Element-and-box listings
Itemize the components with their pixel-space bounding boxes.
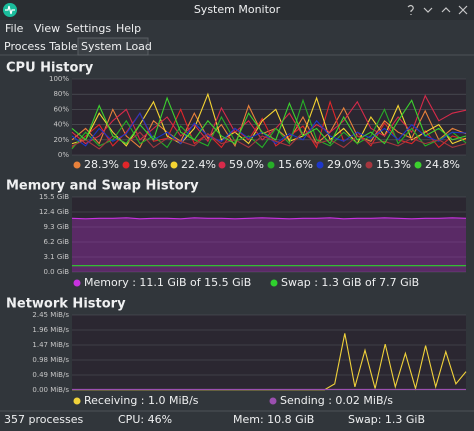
y-tick-label: 60% (53, 105, 69, 113)
menu-item[interactable]: Settings (66, 22, 111, 35)
legend-label: Receiving : 1.0 MiB/s (84, 394, 199, 407)
legend-marker (73, 397, 81, 405)
legend-marker (414, 161, 422, 169)
section-title: CPU History (6, 61, 94, 76)
legend-label: Sending : 0.02 MiB/s (280, 394, 393, 407)
legend-marker (269, 397, 277, 405)
y-tick-label: 9.3 GiB (43, 223, 69, 231)
y-tick-label: 20% (53, 136, 69, 144)
y-tick-label: 0.49 MiB/s (32, 371, 69, 379)
legend-marker (267, 161, 275, 169)
y-tick-label: 6.2 GiB (43, 238, 69, 246)
y-tick-label: 15.5 GiB (39, 193, 69, 201)
y-tick-label: 3.1 GiB (43, 253, 69, 261)
legend-marker (365, 161, 373, 169)
maximize-button[interactable] (441, 7, 451, 13)
y-tick-label: 0% (58, 151, 69, 159)
plot-area (72, 315, 466, 390)
series-area (72, 217, 466, 272)
section-title: Memory and Swap History (6, 179, 199, 194)
plot-area (72, 79, 466, 155)
y-tick-label: 2.45 MiB/s (32, 311, 69, 319)
legend-label: 19.6% (133, 158, 168, 171)
help-button[interactable] (407, 4, 414, 16)
menu-item[interactable]: File (5, 22, 24, 35)
app-icon-glyph (5, 5, 15, 15)
status-item: CPU: 46% (118, 413, 172, 426)
y-tick-label: 0.0 GiB (43, 268, 69, 276)
menu-item[interactable]: Help (116, 22, 141, 35)
legend-marker (270, 279, 278, 287)
y-tick-label: 0.00 MiB/s (32, 386, 69, 394)
series-line (71, 96, 467, 145)
legend-label: 29.0% (327, 158, 362, 171)
legend-label: 15.3% (376, 158, 411, 171)
legend-label: 15.6% (278, 158, 313, 171)
legend-marker (122, 161, 130, 169)
y-tick-label: 40% (53, 121, 69, 129)
minimize-button[interactable] (423, 7, 433, 13)
y-tick-label: 1.47 MiB/s (32, 341, 69, 349)
legend-label: Memory : 11.1 GiB of 15.5 GiB (84, 276, 251, 289)
title-bar (0, 0, 474, 20)
series-line (71, 217, 467, 220)
window-buttons[interactable] (407, 4, 468, 16)
tab[interactable]: Process Table (4, 40, 78, 53)
legend-marker (170, 161, 178, 169)
y-tick-label: 80% (53, 90, 69, 98)
y-tick-label: 0.98 MiB/s (32, 356, 69, 364)
series-line (71, 131, 467, 150)
legend-marker (218, 161, 226, 169)
status-item: Mem: 10.8 GiB (233, 413, 314, 426)
legend-marker (73, 279, 81, 287)
status-item: 357 processes (4, 413, 84, 426)
series-line (71, 112, 467, 147)
status-item: Swap: 1.3 GiB (348, 413, 425, 426)
close-button[interactable] (458, 5, 468, 15)
active-tab[interactable] (77, 37, 149, 56)
legend-label: Swap : 1.3 GiB of 7.7 GiB (281, 276, 419, 289)
y-tick-label: 12.4 GiB (39, 208, 69, 216)
legend-label: 22.4% (181, 158, 216, 171)
window-title: System Monitor (194, 3, 281, 16)
legend-label: 59.0% (229, 158, 264, 171)
plot-area (72, 197, 466, 272)
legend-marker (73, 161, 81, 169)
y-tick-label: 1.96 MiB/s (32, 326, 69, 334)
y-tick-label: 100% (49, 75, 69, 83)
section-title: Network History (6, 297, 126, 312)
legend-label: 28.3% (84, 158, 119, 171)
menu-item[interactable]: View (34, 22, 60, 35)
legend-label: 24.8% (425, 158, 460, 171)
legend-marker (316, 161, 324, 169)
tab[interactable]: System Load (81, 40, 152, 53)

WHAT YOU NEED TO DO
Give back only the lines between the line holding "y-tick-label: 60% (53, 105, 69, 113)" and the line holding "status-item: CPU: 46% (118, 413, 172, 426)", inclusive, renaming "legend-marker" to "legend-swatch" and leaving all else unchanged.

THE RESULT
y-tick-label: 60% (53, 105, 69, 113)
menu-item[interactable]: Settings (66, 22, 111, 35)
legend-label: Receiving : 1.0 MiB/s (84, 394, 199, 407)
legend-swatch (73, 397, 81, 405)
legend-swatch (414, 161, 422, 169)
section-title: CPU History (6, 61, 94, 76)
legend-label: Sending : 0.02 MiB/s (280, 394, 393, 407)
legend-swatch (269, 397, 277, 405)
y-tick-label: 9.3 GiB (43, 223, 69, 231)
y-tick-label: 20% (53, 136, 69, 144)
y-tick-label: 0.49 MiB/s (32, 371, 69, 379)
legend-swatch (267, 161, 275, 169)
y-tick-label: 6.2 GiB (43, 238, 69, 246)
y-tick-label: 15.5 GiB (39, 193, 69, 201)
y-tick-label: 3.1 GiB (43, 253, 69, 261)
legend-swatch (365, 161, 373, 169)
maximize-button[interactable] (441, 7, 451, 13)
y-tick-label: 0% (58, 151, 69, 159)
plot-area (72, 315, 466, 390)
series-area (72, 217, 466, 272)
section-title: Memory and Swap History (6, 179, 199, 194)
plot-area (72, 79, 466, 155)
y-tick-label: 2.45 MiB/s (32, 311, 69, 319)
legend-label: 19.6% (133, 158, 168, 171)
help-button[interactable] (407, 4, 414, 16)
menu-item[interactable]: File (5, 22, 24, 35)
app-icon-glyph (5, 5, 15, 15)
status-item: CPU: 46% (118, 413, 172, 426)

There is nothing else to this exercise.